TASK STATEMENT: Entries follow. Set all of them down as they stand.

SUPPLIED ENTRIES:

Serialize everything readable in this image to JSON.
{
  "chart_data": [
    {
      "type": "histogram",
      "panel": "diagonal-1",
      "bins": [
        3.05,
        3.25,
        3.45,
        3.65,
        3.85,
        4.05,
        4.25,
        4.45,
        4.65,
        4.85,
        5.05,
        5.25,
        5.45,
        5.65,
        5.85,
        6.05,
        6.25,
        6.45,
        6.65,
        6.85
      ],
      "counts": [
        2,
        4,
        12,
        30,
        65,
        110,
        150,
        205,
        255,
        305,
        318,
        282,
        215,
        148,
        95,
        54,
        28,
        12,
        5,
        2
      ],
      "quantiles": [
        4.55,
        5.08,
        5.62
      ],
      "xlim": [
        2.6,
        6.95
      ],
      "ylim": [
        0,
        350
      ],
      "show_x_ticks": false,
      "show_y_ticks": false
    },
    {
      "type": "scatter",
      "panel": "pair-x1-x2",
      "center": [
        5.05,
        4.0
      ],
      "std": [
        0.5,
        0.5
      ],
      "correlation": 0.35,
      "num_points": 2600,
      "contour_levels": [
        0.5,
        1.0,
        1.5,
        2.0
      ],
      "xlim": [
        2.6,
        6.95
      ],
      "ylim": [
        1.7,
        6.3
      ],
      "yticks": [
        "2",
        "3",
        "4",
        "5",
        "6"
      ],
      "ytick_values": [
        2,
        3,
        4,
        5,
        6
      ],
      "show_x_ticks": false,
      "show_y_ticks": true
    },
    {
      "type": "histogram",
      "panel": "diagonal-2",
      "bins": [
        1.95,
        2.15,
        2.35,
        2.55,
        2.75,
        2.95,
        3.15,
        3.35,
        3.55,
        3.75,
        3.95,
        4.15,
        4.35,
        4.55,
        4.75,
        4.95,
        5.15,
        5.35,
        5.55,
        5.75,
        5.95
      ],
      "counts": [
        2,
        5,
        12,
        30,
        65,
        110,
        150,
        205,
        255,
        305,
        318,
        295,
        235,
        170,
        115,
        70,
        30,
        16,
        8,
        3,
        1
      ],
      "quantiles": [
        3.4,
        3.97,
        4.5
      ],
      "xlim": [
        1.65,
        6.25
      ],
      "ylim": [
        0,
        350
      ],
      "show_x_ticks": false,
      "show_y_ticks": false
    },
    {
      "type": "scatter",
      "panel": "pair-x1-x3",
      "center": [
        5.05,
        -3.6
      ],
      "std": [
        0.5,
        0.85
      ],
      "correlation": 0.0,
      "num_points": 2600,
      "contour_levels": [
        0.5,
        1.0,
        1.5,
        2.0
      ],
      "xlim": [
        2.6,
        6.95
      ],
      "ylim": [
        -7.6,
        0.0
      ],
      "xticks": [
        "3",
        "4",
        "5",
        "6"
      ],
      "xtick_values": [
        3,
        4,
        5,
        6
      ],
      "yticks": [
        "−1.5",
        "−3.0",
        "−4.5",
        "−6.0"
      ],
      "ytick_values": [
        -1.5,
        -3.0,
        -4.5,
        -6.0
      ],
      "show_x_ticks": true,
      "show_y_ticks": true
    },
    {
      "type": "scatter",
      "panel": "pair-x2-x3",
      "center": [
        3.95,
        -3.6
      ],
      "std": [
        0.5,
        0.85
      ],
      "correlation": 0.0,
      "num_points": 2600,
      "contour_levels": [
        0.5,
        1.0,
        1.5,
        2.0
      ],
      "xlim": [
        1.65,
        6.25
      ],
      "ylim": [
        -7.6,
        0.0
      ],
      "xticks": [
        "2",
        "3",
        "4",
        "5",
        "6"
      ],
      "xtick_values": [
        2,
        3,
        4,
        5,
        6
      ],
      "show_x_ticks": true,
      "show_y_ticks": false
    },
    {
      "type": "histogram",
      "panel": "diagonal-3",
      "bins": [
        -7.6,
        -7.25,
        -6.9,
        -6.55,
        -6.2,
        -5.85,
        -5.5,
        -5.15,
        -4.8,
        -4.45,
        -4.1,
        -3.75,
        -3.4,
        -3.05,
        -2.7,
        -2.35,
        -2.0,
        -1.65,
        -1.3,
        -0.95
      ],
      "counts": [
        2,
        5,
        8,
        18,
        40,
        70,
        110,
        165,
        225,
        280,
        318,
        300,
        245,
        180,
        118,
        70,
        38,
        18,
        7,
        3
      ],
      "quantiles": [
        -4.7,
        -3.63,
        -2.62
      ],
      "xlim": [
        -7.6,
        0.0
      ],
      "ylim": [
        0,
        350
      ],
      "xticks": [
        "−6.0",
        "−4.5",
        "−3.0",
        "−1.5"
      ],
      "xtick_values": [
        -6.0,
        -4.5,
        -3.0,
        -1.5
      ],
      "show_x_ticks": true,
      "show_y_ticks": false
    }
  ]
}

TASK RESULT:
Serialize everything readable in this image to JSON.
{
  "chart_data": [
    {
      "type": "histogram",
      "panel": "diagonal-1",
      "bins": [
        3.05,
        3.25,
        3.45,
        3.65,
        3.85,
        4.05,
        4.25,
        4.45,
        4.65,
        4.85,
        5.05,
        5.25,
        5.45,
        5.65,
        5.85,
        6.05,
        6.25,
        6.45,
        6.65,
        6.85
      ],
      "counts": [
        2,
        4,
        12,
        30,
        65,
        110,
        150,
        205,
        255,
        305,
        318,
        282,
        215,
        148,
        95,
        54,
        28,
        12,
        5,
        2
      ],
      "quantiles": [
        4.55,
        5.08,
        5.62
      ],
      "xlim": [
        2.6,
        6.95
      ],
      "ylim": [
        0,
        350
      ],
      "show_x_ticks": false,
      "show_y_ticks": false
    },
    {
      "type": "scatter",
      "panel": "pair-x1-x2",
      "center": [
        5.05,
        4.0
      ],
      "std": [
        0.5,
        0.5
      ],
      "correlation": 0.35,
      "num_points": 2600,
      "contour_levels": [
        0.5,
        1.0,
        1.5,
        2.0
      ],
      "xlim": [
        2.6,
        6.95
      ],
      "ylim": [
        1.7,
        6.3
      ],
      "yticks": [
        "2",
        "3",
        "4",
        "5",
        "6"
      ],
      "ytick_values": [
        2,
        3,
        4,
        5,
        6
      ],
      "show_x_ticks": false,
      "show_y_ticks": true
    },
    {
      "type": "histogram",
      "panel": "diagonal-2",
      "bins": [
        1.95,
        2.15,
        2.35,
        2.55,
        2.75,
        2.95,
        3.15,
        3.35,
        3.55,
        3.75,
        3.95,
        4.15,
        4.35,
        4.55,
        4.75,
        4.95,
        5.15,
        5.35,
        5.55,
        5.75,
        5.95
      ],
      "counts": [
        2,
        5,
        12,
        30,
        65,
        110,
        150,
        205,
        255,
        305,
        318,
        295,
        235,
        170,
        115,
        70,
        30,
        16,
        8,
        3,
        1
      ],
      "quantiles": [
        3.4,
        3.97,
        4.5
      ],
      "xlim": [
        1.65,
        6.25
      ],
      "ylim": [
        0,
        350
      ],
      "show_x_ticks": false,
      "show_y_ticks": false
    },
    {
      "type": "scatter",
      "panel": "pair-x1-x3",
      "center": [
        5.05,
        -3.6
      ],
      "std": [
        0.5,
        0.85
      ],
      "correlation": 0.0,
      "num_points": 2600,
      "contour_levels": [
        0.5,
        1.0,
        1.5,
        2.0
      ],
      "xlim": [
        2.6,
        6.95
      ],
      "ylim": [
        -7.6,
        0.0
      ],
      "xticks": [
        "3",
        "4",
        "5",
        "6"
      ],
      "xtick_values": [
        3,
        4,
        5,
        6
      ],
      "yticks": [
        "−1.5",
        "−3.0",
        "−4.5",
        "−6.0"
      ],
      "ytick_values": [
        -1.5,
        -3.0,
        -4.5,
        -6.0
      ],
      "show_x_ticks": true,
      "show_y_ticks": true
    },
    {
      "type": "scatter",
      "panel": "pair-x2-x3",
      "center": [
        3.95,
        -3.6
      ],
      "std": [
        0.5,
        0.85
      ],
      "correlation": 0.0,
      "num_points": 2600,
      "contour_levels": [
        0.5,
        1.0,
        1.5,
        2.0
      ],
      "xlim": [
        1.65,
        6.25
      ],
      "ylim": [
        -7.6,
        0.0
      ],
      "xticks": [
        "2",
        "3",
        "4",
        "5",
        "6"
      ],
      "xtick_values": [
        2,
        3,
        4,
        5,
        6
      ],
      "show_x_ticks": true,
      "show_y_ticks": false
    },
    {
      "type": "histogram",
      "panel": "diagonal-3",
      "bins": [
        -7.6,
        -7.25,
        -6.9,
        -6.55,
        -6.2,
        -5.85,
        -5.5,
        -5.15,
        -4.8,
        -4.45,
        -4.1,
        -3.75,
        -3.4,
        -3.05,
        -2.7,
        -2.35,
        -2.0,
        -1.65,
        -1.3,
        -0.95
      ],
      "counts": [
        2,
        5,
        8,
        18,
        40,
        70,
        110,
        165,
        225,
        280,
        318,
        300,
        245,
        180,
        118,
        70,
        38,
        18,
        7,
        3
      ],
      "quantiles": [
        -4.7,
        -3.63,
        -2.62
      ],
      "xlim": [
        -7.6,
        0.0
      ],
      "ylim": [
        0,
        350
      ],
      "xticks": [
        "−6.0",
        "−4.5",
        "−3.0",
        "−1.5"
      ],
      "xtick_values": [
        -6.0,
        -4.5,
        -3.0,
        -1.5
      ],
      "show_x_ticks": true,
      "show_y_ticks": false
    }
  ]
}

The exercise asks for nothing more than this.